*Data shown*

※ ※ ※

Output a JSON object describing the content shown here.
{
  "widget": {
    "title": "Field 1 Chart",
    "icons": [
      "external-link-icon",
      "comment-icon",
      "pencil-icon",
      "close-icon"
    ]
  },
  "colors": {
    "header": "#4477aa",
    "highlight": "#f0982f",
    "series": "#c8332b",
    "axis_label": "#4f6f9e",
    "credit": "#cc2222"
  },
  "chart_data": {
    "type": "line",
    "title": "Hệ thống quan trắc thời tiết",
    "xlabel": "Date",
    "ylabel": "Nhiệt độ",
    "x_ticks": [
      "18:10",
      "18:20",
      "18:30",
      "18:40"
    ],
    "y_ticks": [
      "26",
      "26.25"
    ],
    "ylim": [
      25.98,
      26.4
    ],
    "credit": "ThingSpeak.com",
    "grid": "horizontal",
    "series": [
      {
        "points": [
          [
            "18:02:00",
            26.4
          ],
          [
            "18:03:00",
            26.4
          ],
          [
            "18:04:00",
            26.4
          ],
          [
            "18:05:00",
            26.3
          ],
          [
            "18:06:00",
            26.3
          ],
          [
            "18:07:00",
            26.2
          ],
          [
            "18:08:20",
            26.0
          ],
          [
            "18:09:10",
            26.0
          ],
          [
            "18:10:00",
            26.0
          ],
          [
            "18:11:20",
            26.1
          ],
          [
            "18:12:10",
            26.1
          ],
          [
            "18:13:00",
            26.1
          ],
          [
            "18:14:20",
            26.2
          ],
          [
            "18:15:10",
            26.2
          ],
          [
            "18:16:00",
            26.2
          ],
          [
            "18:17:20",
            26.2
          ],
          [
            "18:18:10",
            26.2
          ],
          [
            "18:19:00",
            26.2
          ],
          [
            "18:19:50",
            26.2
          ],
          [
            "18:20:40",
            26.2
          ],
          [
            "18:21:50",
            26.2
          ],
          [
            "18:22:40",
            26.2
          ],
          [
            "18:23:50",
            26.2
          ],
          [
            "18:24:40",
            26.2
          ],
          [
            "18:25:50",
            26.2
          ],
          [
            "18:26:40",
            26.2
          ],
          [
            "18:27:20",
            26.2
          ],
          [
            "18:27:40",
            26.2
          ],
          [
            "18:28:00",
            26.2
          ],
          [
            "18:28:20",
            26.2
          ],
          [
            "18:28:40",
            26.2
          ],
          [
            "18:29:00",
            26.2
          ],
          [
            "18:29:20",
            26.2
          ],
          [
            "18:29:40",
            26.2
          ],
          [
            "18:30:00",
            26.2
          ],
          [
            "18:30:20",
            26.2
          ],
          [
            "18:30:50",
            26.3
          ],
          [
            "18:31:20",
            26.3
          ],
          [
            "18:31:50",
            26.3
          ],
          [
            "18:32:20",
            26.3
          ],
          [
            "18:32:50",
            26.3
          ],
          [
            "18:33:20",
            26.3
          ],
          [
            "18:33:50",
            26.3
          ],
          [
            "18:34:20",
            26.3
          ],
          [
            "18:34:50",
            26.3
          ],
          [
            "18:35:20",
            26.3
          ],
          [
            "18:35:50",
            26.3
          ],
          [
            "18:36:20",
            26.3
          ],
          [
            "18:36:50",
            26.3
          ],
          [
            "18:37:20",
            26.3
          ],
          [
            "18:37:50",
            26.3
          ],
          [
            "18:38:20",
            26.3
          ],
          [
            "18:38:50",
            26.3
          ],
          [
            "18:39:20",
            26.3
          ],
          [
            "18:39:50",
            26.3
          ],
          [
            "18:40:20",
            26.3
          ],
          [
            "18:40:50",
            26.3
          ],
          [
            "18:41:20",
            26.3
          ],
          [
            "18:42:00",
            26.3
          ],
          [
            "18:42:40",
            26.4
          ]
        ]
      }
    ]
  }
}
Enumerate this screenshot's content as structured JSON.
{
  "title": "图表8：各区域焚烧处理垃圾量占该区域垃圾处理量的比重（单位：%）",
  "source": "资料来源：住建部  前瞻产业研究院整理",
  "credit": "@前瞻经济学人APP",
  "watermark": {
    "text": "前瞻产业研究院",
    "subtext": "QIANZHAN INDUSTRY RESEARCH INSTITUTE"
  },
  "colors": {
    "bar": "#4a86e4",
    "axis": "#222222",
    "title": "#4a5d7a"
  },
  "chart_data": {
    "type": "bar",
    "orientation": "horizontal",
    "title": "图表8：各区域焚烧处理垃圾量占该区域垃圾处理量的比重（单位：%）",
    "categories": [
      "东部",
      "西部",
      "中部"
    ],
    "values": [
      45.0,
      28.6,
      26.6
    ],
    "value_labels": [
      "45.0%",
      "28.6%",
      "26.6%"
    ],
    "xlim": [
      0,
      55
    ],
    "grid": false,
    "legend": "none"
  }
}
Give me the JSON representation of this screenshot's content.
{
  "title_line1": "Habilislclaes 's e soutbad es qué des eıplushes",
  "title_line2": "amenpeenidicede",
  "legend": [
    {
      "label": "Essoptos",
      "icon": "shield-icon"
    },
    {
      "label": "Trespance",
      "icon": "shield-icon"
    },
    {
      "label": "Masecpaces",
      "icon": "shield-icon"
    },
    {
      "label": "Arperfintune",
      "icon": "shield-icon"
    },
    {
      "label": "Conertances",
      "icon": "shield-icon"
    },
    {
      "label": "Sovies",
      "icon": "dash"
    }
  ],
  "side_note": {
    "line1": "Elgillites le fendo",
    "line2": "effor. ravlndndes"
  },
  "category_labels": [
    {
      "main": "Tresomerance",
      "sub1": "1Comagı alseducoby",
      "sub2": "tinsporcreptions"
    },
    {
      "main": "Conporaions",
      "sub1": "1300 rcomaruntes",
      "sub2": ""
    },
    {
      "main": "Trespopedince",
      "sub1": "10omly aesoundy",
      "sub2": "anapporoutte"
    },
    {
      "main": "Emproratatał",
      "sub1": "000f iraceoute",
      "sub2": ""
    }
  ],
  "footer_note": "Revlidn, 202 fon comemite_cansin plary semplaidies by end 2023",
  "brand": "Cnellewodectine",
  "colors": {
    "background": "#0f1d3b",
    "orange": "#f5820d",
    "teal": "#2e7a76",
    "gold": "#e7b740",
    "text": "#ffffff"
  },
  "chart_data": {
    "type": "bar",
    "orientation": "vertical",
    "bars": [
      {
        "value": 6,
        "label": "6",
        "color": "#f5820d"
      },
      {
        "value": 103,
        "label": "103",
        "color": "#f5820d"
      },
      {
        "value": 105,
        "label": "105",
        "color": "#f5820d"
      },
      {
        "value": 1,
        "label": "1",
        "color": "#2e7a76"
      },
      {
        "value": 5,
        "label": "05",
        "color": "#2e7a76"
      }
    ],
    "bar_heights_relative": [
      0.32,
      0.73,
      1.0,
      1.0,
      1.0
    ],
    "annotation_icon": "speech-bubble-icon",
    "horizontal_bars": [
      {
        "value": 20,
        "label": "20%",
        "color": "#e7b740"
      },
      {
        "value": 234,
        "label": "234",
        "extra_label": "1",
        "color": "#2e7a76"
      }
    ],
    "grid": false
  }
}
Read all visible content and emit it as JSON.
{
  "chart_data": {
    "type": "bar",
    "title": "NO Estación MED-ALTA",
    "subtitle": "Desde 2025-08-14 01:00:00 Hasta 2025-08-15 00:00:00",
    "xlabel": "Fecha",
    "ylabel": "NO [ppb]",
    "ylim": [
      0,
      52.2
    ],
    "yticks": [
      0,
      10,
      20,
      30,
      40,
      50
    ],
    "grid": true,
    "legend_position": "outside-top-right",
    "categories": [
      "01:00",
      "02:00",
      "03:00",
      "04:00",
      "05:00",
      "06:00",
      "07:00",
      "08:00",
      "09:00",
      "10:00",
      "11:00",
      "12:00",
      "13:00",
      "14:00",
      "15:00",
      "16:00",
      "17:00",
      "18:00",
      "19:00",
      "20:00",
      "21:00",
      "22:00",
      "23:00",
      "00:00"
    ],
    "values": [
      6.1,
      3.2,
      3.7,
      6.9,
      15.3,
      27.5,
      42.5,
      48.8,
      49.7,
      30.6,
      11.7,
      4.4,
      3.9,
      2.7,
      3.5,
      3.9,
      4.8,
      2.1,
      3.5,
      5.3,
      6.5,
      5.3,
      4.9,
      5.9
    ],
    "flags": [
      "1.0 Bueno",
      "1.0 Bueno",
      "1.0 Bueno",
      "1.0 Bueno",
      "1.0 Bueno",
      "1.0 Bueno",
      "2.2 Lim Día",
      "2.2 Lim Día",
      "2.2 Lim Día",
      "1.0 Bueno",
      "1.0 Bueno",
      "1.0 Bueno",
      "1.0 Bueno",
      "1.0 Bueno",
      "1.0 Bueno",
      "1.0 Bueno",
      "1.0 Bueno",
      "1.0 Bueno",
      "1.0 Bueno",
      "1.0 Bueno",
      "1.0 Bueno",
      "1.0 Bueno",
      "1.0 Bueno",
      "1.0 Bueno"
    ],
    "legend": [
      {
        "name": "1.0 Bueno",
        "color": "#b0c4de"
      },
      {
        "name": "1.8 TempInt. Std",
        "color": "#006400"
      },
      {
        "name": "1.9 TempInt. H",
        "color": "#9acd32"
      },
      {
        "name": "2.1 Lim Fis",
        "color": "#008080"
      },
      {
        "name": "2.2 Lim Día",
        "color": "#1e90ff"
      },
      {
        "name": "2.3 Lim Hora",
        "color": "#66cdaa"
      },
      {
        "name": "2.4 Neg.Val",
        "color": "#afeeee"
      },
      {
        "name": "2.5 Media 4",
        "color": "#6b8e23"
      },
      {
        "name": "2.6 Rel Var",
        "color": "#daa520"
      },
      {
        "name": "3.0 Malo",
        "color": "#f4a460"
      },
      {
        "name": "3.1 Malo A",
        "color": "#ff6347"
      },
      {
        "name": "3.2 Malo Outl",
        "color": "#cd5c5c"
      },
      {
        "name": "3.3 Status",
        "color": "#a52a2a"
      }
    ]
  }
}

※ ※ ※

Find and copy each line above that includes the string "Malo".

        "name": "3.0 Malo",
        "name": "3.1 Malo A",
        "name": "3.2 Malo Outl",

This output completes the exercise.